Records for processing:
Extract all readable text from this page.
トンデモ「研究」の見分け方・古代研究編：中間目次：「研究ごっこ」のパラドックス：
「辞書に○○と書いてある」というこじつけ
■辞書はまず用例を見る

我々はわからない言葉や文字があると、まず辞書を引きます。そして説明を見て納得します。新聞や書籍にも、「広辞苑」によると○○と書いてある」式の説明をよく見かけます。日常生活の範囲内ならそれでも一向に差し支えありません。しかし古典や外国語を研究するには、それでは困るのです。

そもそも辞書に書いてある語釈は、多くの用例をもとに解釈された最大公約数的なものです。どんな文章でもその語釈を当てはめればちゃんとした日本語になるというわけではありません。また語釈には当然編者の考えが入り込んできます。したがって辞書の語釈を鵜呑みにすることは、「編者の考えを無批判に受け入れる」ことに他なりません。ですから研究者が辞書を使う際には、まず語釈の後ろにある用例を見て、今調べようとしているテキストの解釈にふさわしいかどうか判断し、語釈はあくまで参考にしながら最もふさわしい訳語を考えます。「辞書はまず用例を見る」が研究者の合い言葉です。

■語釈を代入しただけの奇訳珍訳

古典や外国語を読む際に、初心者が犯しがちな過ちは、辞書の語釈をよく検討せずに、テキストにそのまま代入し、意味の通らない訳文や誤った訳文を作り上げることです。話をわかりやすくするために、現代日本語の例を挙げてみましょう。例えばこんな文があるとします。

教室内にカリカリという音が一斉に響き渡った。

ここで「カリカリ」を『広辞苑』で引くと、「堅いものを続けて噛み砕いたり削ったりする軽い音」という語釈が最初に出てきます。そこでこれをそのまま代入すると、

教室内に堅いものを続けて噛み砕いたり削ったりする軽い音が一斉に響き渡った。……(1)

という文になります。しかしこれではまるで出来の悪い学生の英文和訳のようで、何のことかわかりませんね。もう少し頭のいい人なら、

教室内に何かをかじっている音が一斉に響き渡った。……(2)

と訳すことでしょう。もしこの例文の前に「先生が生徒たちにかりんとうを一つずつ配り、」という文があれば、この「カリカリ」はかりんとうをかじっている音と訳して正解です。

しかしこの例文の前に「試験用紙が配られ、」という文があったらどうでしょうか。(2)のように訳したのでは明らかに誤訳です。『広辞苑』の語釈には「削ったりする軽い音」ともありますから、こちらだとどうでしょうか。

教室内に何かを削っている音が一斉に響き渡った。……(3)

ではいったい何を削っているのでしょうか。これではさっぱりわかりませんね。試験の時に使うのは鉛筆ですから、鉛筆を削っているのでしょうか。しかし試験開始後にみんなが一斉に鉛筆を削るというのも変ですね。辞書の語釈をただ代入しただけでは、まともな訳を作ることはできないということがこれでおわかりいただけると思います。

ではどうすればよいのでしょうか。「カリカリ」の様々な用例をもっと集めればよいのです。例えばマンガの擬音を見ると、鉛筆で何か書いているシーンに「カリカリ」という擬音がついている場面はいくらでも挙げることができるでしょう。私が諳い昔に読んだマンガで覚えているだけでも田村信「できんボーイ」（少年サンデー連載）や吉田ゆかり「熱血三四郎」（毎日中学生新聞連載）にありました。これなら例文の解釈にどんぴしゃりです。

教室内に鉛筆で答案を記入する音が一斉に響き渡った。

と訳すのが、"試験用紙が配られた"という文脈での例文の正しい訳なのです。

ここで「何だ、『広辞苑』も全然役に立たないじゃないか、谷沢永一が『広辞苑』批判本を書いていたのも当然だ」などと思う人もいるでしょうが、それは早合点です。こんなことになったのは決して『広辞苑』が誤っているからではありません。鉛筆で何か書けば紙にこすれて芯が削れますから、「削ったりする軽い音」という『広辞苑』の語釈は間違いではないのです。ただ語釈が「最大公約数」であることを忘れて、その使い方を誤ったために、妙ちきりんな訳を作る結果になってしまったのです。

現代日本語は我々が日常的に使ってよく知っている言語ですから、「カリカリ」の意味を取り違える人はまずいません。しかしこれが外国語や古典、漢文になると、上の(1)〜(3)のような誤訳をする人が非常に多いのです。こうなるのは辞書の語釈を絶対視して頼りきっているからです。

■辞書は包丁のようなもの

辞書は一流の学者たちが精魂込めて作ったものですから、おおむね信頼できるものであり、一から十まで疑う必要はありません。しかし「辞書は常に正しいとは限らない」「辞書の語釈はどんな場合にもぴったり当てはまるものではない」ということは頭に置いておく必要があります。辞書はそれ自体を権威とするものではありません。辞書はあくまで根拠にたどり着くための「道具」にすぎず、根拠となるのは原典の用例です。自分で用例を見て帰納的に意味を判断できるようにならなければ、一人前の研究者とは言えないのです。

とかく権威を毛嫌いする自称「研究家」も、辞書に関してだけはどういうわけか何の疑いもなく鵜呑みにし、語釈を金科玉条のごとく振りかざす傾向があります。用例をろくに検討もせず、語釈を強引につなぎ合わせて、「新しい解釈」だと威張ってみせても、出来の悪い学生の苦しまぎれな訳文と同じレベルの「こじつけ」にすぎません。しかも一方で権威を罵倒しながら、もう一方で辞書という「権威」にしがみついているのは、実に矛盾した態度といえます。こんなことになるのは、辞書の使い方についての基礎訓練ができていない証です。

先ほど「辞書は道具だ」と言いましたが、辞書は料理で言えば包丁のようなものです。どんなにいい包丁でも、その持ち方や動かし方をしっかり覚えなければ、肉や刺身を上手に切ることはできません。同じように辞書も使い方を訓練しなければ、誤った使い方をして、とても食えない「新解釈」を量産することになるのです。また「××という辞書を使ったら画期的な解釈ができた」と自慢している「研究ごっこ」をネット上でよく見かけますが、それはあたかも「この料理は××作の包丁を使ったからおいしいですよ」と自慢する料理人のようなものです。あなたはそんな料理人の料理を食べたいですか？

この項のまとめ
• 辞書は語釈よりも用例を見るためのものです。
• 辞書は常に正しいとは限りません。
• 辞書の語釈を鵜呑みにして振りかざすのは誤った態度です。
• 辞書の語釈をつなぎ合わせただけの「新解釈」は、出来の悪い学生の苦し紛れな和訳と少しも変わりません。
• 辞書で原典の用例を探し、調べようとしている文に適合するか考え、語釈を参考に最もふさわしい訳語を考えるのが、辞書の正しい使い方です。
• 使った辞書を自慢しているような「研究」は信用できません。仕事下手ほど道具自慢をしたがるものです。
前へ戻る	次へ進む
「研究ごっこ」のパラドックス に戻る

Goal:
Please output every record, keeping each line exact.

Written solution:
Extract all readable text from this page.
トンデモ「研究」の見分け方・古代研究編：中間目次：「研究ごっこ」のパラドックス：
「辞書に○○と書いてある」というこじつけ
■辞書はまず用例を見る

我々はわからない言葉や文字があると、まず辞書を引きます。そして説明を見て納得します。新聞や書籍にも、「広辞苑」によると○○と書いてある」式の説明をよく見かけます。日常生活の範囲内ならそれでも一向に差し支えありません。しかし古典や外国語を研究するには、それでは困るのです。

そもそも辞書に書いてある語釈は、多くの用例をもとに解釈された最大公約数的なものです。どんな文章でもその語釈を当てはめればちゃんとした日本語になるというわけではありません。また語釈には当然編者の考えが入り込んできます。したがって辞書の語釈を鵜呑みにすることは、「編者の考えを無批判に受け入れる」ことに他なりません。ですから研究者が辞書を使う際には、まず語釈の後ろにある用例を見て、今調べようとしているテキストの解釈にふさわしいかどうか判断し、語釈はあくまで参考にしながら最もふさわしい訳語を考えます。「辞書はまず用例を見る」が研究者の合い言葉です。

■語釈を代入しただけの奇訳珍訳

古典や外国語を読む際に、初心者が犯しがちな過ちは、辞書の語釈をよく検討せずに、テキストにそのまま代入し、意味の通らない訳文や誤った訳文を作り上げることです。話をわかりやすくするために、現代日本語の例を挙げてみましょう。例えばこんな文があるとします。

教室内にカリカリという音が一斉に響き渡った。

ここで「カリカリ」を『広辞苑』で引くと、「堅いものを続けて噛み砕いたり削ったりする軽い音」という語釈が最初に出てきます。そこでこれをそのまま代入すると、

教室内に堅いものを続けて噛み砕いたり削ったりする軽い音が一斉に響き渡った。……(1)

という文になります。しかしこれではまるで出来の悪い学生の英文和訳のようで、何のことかわかりませんね。もう少し頭のいい人なら、

教室内に何かをかじっている音が一斉に響き渡った。……(2)

と訳すことでしょう。もしこの例文の前に「先生が生徒たちにかりんとうを一つずつ配り、」という文があれば、この「カリカリ」はかりんとうをかじっている音と訳して正解です。

しかしこの例文の前に「試験用紙が配られ、」という文があったらどうでしょうか。(2)のように訳したのでは明らかに誤訳です。『広辞苑』の語釈には「削ったりする軽い音」ともありますから、こちらだとどうでしょうか。

教室内に何かを削っている音が一斉に響き渡った。……(3)

ではいったい何を削っているのでしょうか。これではさっぱりわかりませんね。試験の時に使うのは鉛筆ですから、鉛筆を削っているのでしょうか。しかし試験開始後にみんなが一斉に鉛筆を削るというのも変ですね。辞書の語釈をただ代入しただけでは、まともな訳を作ることはできないということがこれでおわかりいただけると思います。

ではどうすればよいのでしょうか。「カリカリ」の様々な用例をもっと集めればよいのです。例えばマンガの擬音を見ると、鉛筆で何か書いているシーンに「カリカリ」という擬音がついている場面はいくらでも挙げることができるでしょう。私が諳い昔に読んだマンガで覚えているだけでも田村信「できんボーイ」（少年サンデー連載）や吉田ゆかり「熱血三四郎」（毎日中学生新聞連載）にありました。これなら例文の解釈にどんぴしゃりです。

教室内に鉛筆で答案を記入する音が一斉に響き渡った。

と訳すのが、"試験用紙が配られた"という文脈での例文の正しい訳なのです。

ここで「何だ、『広辞苑』も全然役に立たないじゃないか、谷沢永一が『広辞苑』批判本を書いていたのも当然だ」などと思う人もいるでしょうが、それは早合点です。こんなことになったのは決して『広辞苑』が誤っているからではありません。鉛筆で何か書けば紙にこすれて芯が削れますから、「削ったりする軽い音」という『広辞苑』の語釈は間違いではないのです。ただ語釈が「最大公約数」であることを忘れて、その使い方を誤ったために、妙ちきりんな訳を作る結果になってしまったのです。

現代日本語は我々が日常的に使ってよく知っている言語ですから、「カリカリ」の意味を取り違える人はまずいません。しかしこれが外国語や古典、漢文になると、上の(1)〜(3)のような誤訳をする人が非常に多いのです。こうなるのは辞書の語釈を絶対視して頼りきっているからです。

■辞書は包丁のようなもの

辞書は一流の学者たちが精魂込めて作ったものですから、おおむね信頼できるものであり、一から十まで疑う必要はありません。しかし「辞書は常に正しいとは限らない」「辞書の語釈はどんな場合にもぴったり当てはまるものではない」ということは頭に置いておく必要があります。辞書はそれ自体を権威とするものではありません。辞書はあくまで根拠にたどり着くための「道具」にすぎず、根拠となるのは原典の用例です。自分で用例を見て帰納的に意味を判断できるようにならなければ、一人前の研究者とは言えないのです。

とかく権威を毛嫌いする自称「研究家」も、辞書に関してだけはどういうわけか何の疑いもなく鵜呑みにし、語釈を金科玉条のごとく振りかざす傾向があります。用例をろくに検討もせず、語釈を強引につなぎ合わせて、「新しい解釈」だと威張ってみせても、出来の悪い学生の苦しまぎれな訳文と同じレベルの「こじつけ」にすぎません。しかも一方で権威を罵倒しながら、もう一方で辞書という「権威」にしがみついているのは、実に矛盾した態度といえます。こんなことになるのは、辞書の使い方についての基礎訓練ができていない証です。

先ほど「辞書は道具だ」と言いましたが、辞書は料理で言えば包丁のようなものです。どんなにいい包丁でも、その持ち方や動かし方をしっかり覚えなければ、肉や刺身を上手に切ることはできません。同じように辞書も使い方を訓練しなければ、誤った使い方をして、とても食えない「新解釈」を量産することになるのです。また「××という辞書を使ったら画期的な解釈ができた」と自慢している「研究ごっこ」をネット上でよく見かけますが、それはあたかも「この料理は××作の包丁を使ったからおいしいですよ」と自慢する料理人のようなものです。あなたはそんな料理人の料理を食べたいですか？

この項のまとめ
• 辞書は語釈よりも用例を見るためのものです。
• 辞書は常に正しいとは限りません。
• 辞書の語釈を鵜呑みにして振りかざすのは誤った態度です。
• 辞書の語釈をつなぎ合わせただけの「新解釈」は、出来の悪い学生の苦し紛れな和訳と少しも変わりません。
• 辞書で原典の用例を探し、調べようとしている文に適合するか考え、語釈を参考に最もふさわしい訳語を考えるのが、辞書の正しい使い方です。
• 使った辞書を自慢しているような「研究」は信用できません。仕事下手ほど道具自慢をしたがるものです。
前へ戻る	次へ進む
「研究ごっこ」のパラドックス に戻る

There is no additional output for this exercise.